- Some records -

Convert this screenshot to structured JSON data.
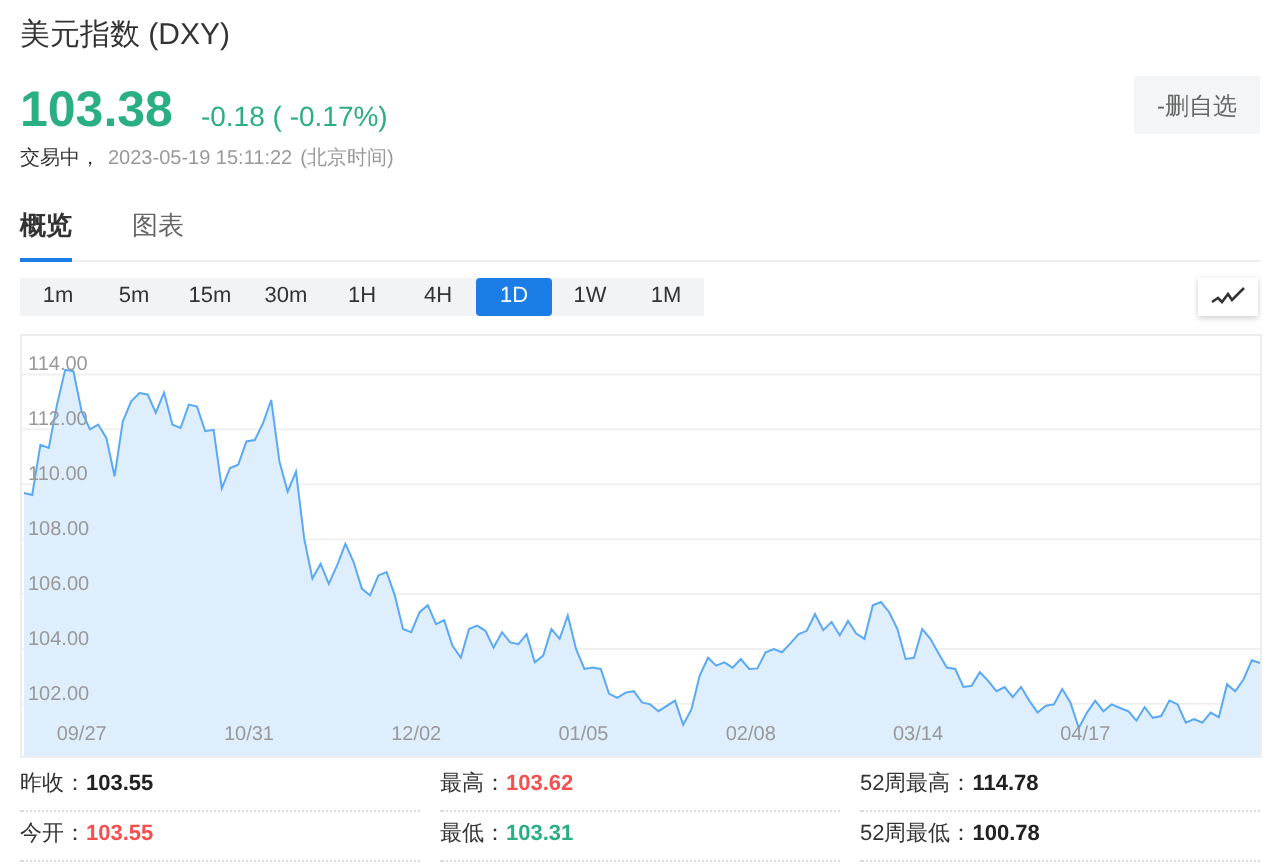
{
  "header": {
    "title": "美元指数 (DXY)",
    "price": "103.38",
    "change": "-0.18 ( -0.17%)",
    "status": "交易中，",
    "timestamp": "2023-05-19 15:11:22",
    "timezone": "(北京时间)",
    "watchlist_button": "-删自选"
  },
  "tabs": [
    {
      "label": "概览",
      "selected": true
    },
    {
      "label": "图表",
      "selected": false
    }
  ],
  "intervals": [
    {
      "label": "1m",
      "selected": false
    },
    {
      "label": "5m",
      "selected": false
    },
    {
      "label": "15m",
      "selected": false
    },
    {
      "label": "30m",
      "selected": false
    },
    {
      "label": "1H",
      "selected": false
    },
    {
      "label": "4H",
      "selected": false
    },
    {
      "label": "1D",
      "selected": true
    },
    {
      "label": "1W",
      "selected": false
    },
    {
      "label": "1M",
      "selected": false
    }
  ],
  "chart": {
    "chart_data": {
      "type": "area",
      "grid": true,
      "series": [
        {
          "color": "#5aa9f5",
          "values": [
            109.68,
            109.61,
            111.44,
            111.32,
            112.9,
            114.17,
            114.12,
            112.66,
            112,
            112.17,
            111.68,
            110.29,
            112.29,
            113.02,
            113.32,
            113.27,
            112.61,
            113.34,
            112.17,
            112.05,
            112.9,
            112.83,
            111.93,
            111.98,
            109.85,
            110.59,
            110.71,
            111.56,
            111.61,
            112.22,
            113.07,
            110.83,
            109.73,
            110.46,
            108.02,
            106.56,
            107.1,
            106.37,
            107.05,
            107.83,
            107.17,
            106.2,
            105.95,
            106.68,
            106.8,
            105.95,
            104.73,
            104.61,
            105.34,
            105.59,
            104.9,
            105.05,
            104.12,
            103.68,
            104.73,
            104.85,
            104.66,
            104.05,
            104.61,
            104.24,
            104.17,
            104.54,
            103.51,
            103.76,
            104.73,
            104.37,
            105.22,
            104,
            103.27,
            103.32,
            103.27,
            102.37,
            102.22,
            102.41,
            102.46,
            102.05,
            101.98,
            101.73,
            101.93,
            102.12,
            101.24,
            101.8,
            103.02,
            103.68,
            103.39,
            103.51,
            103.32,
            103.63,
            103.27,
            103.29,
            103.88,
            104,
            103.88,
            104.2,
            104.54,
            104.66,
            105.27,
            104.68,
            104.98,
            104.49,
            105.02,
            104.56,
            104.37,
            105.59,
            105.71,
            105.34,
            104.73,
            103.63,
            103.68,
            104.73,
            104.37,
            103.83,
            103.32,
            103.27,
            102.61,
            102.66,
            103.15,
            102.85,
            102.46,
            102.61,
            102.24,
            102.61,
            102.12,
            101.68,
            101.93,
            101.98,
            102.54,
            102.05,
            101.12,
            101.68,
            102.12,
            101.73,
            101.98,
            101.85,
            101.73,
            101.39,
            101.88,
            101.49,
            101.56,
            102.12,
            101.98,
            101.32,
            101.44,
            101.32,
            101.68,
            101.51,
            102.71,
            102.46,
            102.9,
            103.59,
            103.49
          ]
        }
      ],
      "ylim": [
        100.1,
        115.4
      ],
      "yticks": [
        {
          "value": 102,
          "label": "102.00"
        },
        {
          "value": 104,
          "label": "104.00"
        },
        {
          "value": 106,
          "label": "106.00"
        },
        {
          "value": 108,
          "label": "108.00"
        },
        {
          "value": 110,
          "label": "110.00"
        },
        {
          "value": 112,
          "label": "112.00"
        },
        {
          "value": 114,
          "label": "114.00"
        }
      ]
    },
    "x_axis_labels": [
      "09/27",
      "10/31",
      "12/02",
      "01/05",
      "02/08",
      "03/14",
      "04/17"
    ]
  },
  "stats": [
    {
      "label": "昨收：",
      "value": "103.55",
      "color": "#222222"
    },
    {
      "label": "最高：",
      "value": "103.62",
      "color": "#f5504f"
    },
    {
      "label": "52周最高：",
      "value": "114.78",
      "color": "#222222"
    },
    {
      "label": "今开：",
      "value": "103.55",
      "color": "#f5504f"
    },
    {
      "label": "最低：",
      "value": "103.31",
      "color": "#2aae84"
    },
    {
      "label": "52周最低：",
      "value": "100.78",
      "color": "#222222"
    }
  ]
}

--

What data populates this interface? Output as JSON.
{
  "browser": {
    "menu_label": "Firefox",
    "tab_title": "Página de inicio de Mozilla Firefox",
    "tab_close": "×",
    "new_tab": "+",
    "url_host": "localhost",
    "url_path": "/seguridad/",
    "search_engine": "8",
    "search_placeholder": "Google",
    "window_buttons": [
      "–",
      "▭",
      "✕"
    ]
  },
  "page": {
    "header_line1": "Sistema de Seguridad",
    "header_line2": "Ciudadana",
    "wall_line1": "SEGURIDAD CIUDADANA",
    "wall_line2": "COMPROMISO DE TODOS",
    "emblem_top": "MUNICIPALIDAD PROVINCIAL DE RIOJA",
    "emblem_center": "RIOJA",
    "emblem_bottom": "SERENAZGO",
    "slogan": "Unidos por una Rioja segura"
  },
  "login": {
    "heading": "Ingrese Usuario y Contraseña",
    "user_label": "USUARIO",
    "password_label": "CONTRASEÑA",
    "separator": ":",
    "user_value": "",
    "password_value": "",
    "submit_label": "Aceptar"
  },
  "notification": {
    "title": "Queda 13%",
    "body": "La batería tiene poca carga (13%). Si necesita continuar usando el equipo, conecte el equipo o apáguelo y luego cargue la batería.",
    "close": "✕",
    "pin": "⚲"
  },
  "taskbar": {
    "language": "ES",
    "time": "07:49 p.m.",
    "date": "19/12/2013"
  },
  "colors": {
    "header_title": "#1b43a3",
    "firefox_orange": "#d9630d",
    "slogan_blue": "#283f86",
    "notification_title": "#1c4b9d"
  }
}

- Requirement -
Pick out the lines that contain "JSON" and copy them.

- Finished task -
Convert this screenshot to structured JSON data.
What data populates this interface? Output as JSON.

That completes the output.